Task directions:
Copy out every line that contains "What".

Given information:
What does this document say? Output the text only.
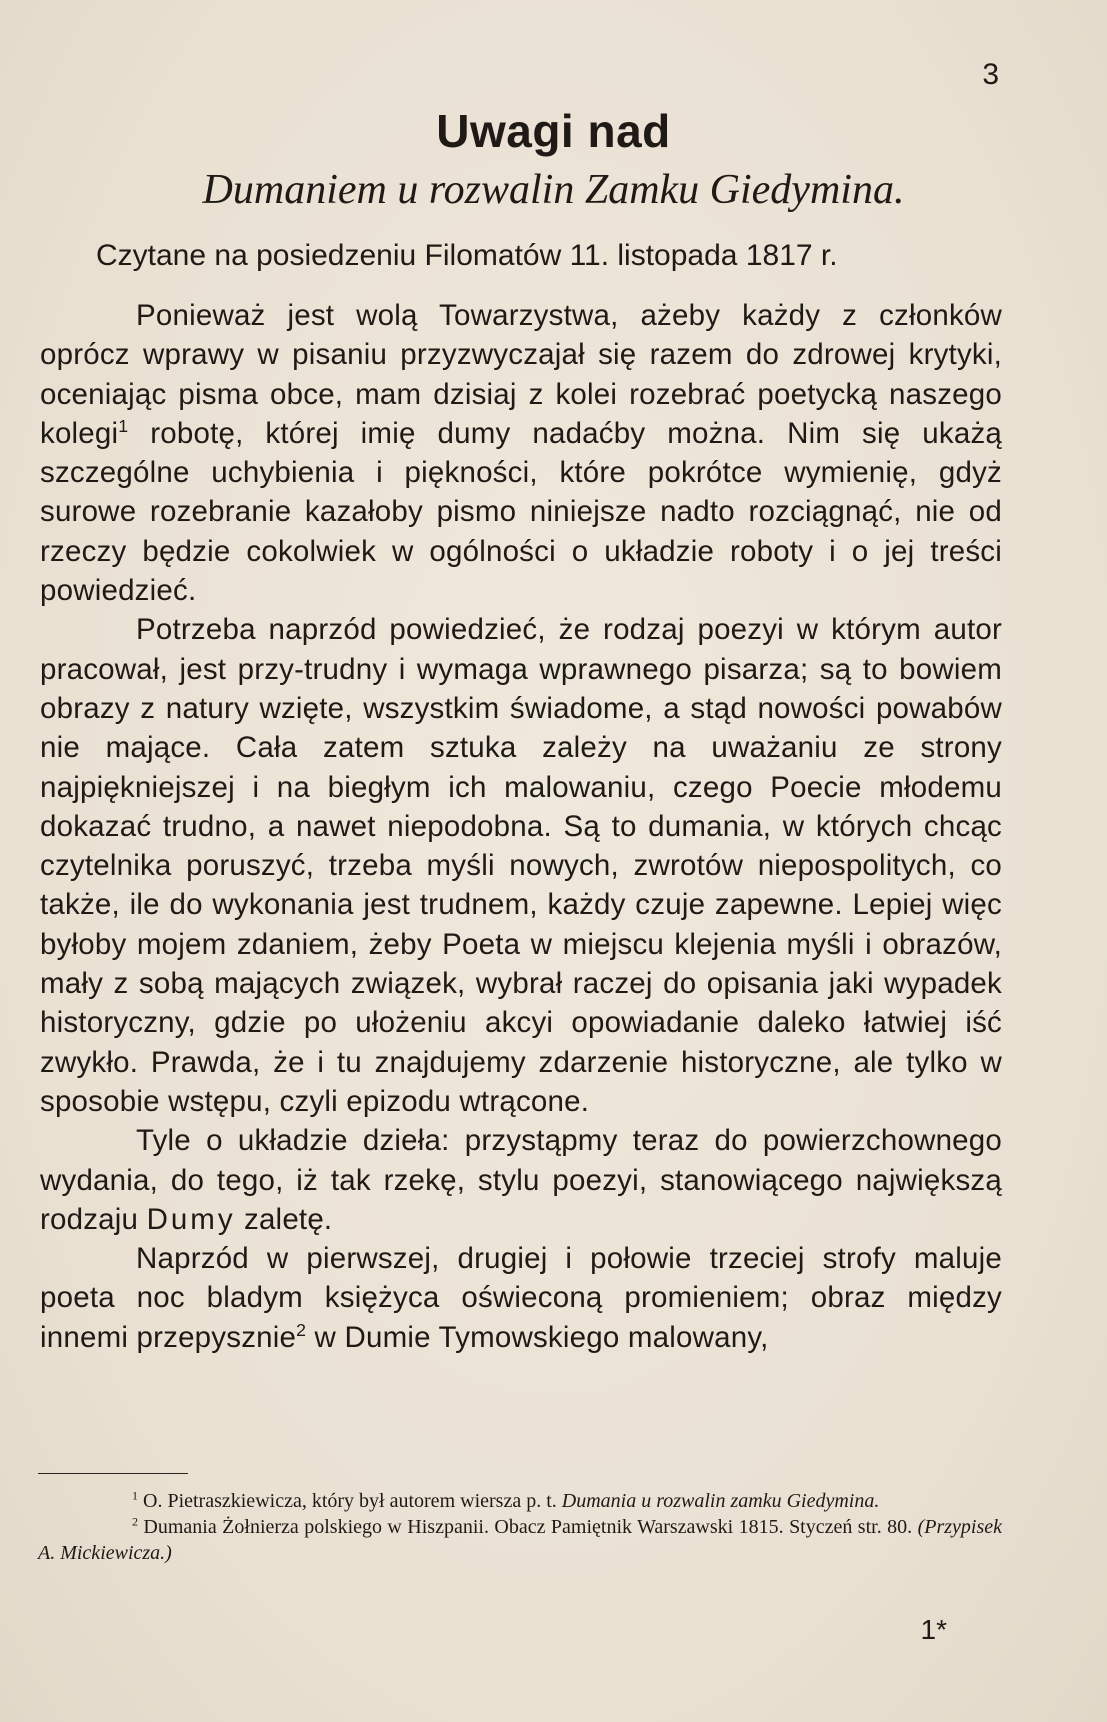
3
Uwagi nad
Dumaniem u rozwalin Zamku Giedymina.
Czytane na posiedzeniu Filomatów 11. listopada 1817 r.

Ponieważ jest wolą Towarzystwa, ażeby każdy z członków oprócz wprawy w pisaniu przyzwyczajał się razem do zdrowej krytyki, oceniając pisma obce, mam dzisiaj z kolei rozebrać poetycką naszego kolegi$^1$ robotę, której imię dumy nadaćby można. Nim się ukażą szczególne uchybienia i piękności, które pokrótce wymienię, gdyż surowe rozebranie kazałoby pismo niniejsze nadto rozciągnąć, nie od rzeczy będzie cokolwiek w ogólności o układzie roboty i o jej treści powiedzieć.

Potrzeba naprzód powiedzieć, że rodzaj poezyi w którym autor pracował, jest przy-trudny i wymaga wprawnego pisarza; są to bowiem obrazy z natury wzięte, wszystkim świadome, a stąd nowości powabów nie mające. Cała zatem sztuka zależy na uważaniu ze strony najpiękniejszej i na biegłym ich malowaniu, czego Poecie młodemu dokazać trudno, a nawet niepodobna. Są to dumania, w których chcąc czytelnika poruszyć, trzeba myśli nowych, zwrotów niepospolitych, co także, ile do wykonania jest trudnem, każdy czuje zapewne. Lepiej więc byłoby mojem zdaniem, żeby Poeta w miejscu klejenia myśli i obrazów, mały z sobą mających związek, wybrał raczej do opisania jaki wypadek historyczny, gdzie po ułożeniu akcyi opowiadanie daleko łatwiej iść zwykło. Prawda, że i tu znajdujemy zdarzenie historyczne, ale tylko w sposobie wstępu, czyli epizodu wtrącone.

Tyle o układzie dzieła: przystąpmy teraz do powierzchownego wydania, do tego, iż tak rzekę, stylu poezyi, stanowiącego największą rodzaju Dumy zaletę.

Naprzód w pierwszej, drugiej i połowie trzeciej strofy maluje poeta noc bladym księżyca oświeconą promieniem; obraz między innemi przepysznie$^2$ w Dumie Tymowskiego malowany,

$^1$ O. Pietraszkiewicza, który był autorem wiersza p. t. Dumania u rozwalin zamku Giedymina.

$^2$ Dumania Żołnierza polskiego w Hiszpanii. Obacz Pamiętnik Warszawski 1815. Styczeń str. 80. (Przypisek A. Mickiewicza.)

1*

* * *

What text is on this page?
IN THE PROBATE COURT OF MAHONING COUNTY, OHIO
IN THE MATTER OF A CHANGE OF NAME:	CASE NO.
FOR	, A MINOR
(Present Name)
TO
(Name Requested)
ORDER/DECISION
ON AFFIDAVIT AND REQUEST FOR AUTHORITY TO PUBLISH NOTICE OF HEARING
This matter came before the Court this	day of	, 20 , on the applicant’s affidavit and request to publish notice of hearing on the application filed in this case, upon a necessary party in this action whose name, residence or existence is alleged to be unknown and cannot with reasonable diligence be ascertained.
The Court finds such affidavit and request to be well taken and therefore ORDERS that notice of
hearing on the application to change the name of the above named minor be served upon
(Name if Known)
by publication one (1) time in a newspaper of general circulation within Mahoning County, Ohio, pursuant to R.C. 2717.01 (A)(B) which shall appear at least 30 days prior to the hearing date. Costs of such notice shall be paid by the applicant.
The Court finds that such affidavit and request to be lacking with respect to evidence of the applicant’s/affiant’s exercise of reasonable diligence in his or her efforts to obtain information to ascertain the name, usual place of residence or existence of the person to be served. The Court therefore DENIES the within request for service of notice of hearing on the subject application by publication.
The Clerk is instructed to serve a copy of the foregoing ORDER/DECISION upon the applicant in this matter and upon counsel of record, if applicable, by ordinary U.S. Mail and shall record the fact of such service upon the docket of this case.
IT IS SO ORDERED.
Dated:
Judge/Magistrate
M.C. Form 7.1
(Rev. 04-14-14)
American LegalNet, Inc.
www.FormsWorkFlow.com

Output for this task:
What does this document say? Output the text only.
What text is on this page?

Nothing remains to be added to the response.